§ SET TASK: Output every entry exactly, from the first line to the last.

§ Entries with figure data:
━━━━━━━━━━━━━━━━━━━━
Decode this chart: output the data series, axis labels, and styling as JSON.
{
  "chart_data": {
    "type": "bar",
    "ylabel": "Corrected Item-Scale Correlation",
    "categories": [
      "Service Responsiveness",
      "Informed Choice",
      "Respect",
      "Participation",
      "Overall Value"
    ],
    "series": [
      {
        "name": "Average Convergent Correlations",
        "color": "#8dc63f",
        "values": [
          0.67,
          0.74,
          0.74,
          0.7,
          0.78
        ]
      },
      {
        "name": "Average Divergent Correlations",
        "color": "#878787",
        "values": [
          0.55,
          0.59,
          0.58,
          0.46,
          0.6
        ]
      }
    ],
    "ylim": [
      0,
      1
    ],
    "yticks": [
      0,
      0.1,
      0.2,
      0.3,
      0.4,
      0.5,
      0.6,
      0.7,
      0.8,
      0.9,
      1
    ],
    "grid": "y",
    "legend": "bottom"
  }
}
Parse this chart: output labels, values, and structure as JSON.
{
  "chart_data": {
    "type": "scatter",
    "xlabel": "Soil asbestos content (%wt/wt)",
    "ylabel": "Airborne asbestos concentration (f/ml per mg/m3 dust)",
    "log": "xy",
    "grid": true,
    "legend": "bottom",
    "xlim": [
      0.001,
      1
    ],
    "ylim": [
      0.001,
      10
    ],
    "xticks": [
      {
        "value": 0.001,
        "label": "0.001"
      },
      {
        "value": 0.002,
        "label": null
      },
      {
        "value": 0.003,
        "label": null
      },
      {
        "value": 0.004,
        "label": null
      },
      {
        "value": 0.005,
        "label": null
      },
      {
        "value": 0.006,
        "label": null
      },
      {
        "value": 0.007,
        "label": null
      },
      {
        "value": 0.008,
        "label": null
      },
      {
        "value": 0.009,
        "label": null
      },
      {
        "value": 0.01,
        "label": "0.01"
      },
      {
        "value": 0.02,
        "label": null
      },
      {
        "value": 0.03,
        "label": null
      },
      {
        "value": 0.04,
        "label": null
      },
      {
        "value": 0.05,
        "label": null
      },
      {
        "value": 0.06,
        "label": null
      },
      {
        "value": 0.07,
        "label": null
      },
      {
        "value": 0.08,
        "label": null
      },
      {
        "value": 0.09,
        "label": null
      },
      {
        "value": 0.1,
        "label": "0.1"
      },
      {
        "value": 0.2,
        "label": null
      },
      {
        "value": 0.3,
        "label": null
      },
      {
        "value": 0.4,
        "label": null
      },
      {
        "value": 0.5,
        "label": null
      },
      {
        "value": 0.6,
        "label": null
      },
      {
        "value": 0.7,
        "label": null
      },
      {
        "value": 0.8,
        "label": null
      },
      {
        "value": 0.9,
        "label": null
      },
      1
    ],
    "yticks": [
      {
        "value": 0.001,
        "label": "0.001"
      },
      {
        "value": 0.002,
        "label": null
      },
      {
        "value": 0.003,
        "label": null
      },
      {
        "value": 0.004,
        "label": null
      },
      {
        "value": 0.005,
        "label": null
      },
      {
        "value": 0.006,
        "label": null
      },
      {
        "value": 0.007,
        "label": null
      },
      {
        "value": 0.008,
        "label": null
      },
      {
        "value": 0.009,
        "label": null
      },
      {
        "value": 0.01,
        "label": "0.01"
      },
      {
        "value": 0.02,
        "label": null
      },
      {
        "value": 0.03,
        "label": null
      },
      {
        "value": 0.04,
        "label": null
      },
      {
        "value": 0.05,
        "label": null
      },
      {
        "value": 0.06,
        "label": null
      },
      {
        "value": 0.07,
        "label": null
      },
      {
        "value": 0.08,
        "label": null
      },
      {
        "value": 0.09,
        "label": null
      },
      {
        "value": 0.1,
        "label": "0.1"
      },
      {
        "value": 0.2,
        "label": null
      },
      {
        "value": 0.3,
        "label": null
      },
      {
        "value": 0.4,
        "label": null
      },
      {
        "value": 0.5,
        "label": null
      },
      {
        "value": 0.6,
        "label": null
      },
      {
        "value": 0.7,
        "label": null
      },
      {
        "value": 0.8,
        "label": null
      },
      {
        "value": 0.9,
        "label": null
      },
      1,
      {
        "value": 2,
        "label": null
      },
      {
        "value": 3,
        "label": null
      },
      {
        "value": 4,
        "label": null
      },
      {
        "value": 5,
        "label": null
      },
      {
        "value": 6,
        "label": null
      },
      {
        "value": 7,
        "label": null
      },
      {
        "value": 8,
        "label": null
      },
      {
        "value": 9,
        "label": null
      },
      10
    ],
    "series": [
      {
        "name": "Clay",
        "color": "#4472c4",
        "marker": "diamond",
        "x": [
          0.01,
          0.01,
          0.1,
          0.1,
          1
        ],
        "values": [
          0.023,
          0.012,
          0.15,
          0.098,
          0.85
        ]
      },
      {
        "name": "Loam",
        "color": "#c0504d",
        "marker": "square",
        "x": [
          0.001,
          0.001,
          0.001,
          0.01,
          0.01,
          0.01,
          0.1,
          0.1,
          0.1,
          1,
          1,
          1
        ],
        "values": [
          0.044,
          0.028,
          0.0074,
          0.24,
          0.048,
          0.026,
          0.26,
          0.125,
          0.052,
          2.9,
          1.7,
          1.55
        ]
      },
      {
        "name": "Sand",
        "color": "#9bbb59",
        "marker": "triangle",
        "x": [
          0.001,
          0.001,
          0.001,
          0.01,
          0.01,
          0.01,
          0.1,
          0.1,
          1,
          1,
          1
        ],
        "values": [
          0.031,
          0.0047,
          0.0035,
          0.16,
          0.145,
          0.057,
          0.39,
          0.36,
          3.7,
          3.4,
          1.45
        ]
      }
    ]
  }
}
━━━━━━━━━━━━━━━━━━━━
§ FINAL RESULT:
Decode this chart: output the data series, axis labels, and styling as JSON.
{
  "chart_data": {
    "type": "bar",
    "ylabel": "Corrected Item-Scale Correlation",
    "categories": [
      "Service Responsiveness",
      "Informed Choice",
      "Respect",
      "Participation",
      "Overall Value"
    ],
    "series": [
      {
        "name": "Average Convergent Correlations",
        "color": "#8dc63f",
        "values": [
          0.67,
          0.74,
          0.74,
          0.7,
          0.78
        ]
      },
      {
        "name": "Average Divergent Correlations",
        "color": "#878787",
        "values": [
          0.55,
          0.59,
          0.58,
          0.46,
          0.6
        ]
      }
    ],
    "ylim": [
      0,
      1
    ],
    "yticks": [
      0,
      0.1,
      0.2,
      0.3,
      0.4,
      0.5,
      0.6,
      0.7,
      0.8,
      0.9,
      1
    ],
    "grid": "y",
    "legend": "bottom"
  }
}
Parse this chart: output labels, values, and structure as JSON.
{
  "chart_data": {
    "type": "scatter",
    "xlabel": "Soil asbestos content (%wt/wt)",
    "ylabel": "Airborne asbestos concentration (f/ml per mg/m3 dust)",
    "log": "xy",
    "grid": true,
    "legend": "bottom",
    "xlim": [
      0.001,
      1
    ],
    "ylim": [
      0.001,
      10
    ],
    "xticks": [
      {
        "value": 0.001,
        "label": "0.001"
      },
      {
        "value": 0.002,
        "label": null
      },
      {
        "value": 0.003,
        "label": null
      },
      {
        "value": 0.004,
        "label": null
      },
      {
        "value": 0.005,
        "label": null
      },
      {
        "value": 0.006,
        "label": null
      },
      {
        "value": 0.007,
        "label": null
      },
      {
        "value": 0.008,
        "label": null
      },
      {
        "value": 0.009,
        "label": null
      },
      {
        "value": 0.01,
        "label": "0.01"
      },
      {
        "value": 0.02,
        "label": null
      },
      {
        "value": 0.03,
        "label": null
      },
      {
        "value": 0.04,
        "label": null
      },
      {
        "value": 0.05,
        "label": null
      },
      {
        "value": 0.06,
        "label": null
      },
      {
        "value": 0.07,
        "label": null
      },
      {
        "value": 0.08,
        "label": null
      },
      {
        "value": 0.09,
        "label": null
      },
      {
        "value": 0.1,
        "label": "0.1"
      },
      {
        "value": 0.2,
        "label": null
      },
      {
        "value": 0.3,
        "label": null
      },
      {
        "value": 0.4,
        "label": null
      },
      {
        "value": 0.5,
        "label": null
      },
      {
        "value": 0.6,
        "label": null
      },
      {
        "value": 0.7,
        "label": null
      },
      {
        "value": 0.8,
        "label": null
      },
      {
        "value": 0.9,
        "label": null
      },
      1
    ],
    "yticks": [
      {
        "value": 0.001,
        "label": "0.001"
      },
      {
        "value": 0.002,
        "label": null
      },
      {
        "value": 0.003,
        "label": null
      },
      {
        "value": 0.004,
        "label": null
      },
      {
        "value": 0.005,
        "label": null
      },
      {
        "value": 0.006,
        "label": null
      },
      {
        "value": 0.007,
        "label": null
      },
      {
        "value": 0.008,
        "label": null
      },
      {
        "value": 0.009,
        "label": null
      },
      {
        "value": 0.01,
        "label": "0.01"
      },
      {
        "value": 0.02,
        "label": null
      },
      {
        "value": 0.03,
        "label": null
      },
      {
        "value": 0.04,
        "label": null
      },
      {
        "value": 0.05,
        "label": null
      },
      {
        "value": 0.06,
        "label": null
      },
      {
        "value": 0.07,
        "label": null
      },
      {
        "value": 0.08,
        "label": null
      },
      {
        "value": 0.09,
        "label": null
      },
      {
        "value": 0.1,
        "label": "0.1"
      },
      {
        "value": 0.2,
        "label": null
      },
      {
        "value": 0.3,
        "label": null
      },
      {
        "value": 0.4,
        "label": null
      },
      {
        "value": 0.5,
        "label": null
      },
      {
        "value": 0.6,
        "label": null
      },
      {
        "value": 0.7,
        "label": null
      },
      {
        "value": 0.8,
        "label": null
      },
      {
        "value": 0.9,
        "label": null
      },
      1,
      {
        "value": 2,
        "label": null
      },
      {
        "value": 3,
        "label": null
      },
      {
        "value": 4,
        "label": null
      },
      {
        "value": 5,
        "label": null
      },
      {
        "value": 6,
        "label": null
      },
      {
        "value": 7,
        "label": null
      },
      {
        "value": 8,
        "label": null
      },
      {
        "value": 9,
        "label": null
      },
      10
    ],
    "series": [
      {
        "name": "Clay",
        "color": "#4472c4",
        "marker": "diamond",
        "x": [
          0.01,
          0.01,
          0.1,
          0.1,
          1
        ],
        "values": [
          0.023,
          0.012,
          0.15,
          0.098,
          0.85
        ]
      },
      {
        "name": "Loam",
        "color": "#c0504d",
        "marker": "square",
        "x": [
          0.001,
          0.001,
          0.001,
          0.01,
          0.01,
          0.01,
          0.1,
          0.1,
          0.1,
          1,
          1,
          1
        ],
        "values": [
          0.044,
          0.028,
          0.0074,
          0.24,
          0.048,
          0.026,
          0.26,
          0.125,
          0.052,
          2.9,
          1.7,
          1.55
        ]
      },
      {
        "name": "Sand",
        "color": "#9bbb59",
        "marker": "triangle",
        "x": [
          0.001,
          0.001,
          0.001,
          0.01,
          0.01,
          0.01,
          0.1,
          0.1,
          1,
          1,
          1
        ],
        "values": [
          0.031,
          0.0047,
          0.0035,
          0.16,
          0.145,
          0.057,
          0.39,
          0.36,
          3.7,
          3.4,
          1.45
        ]
      }
    ]
  }
}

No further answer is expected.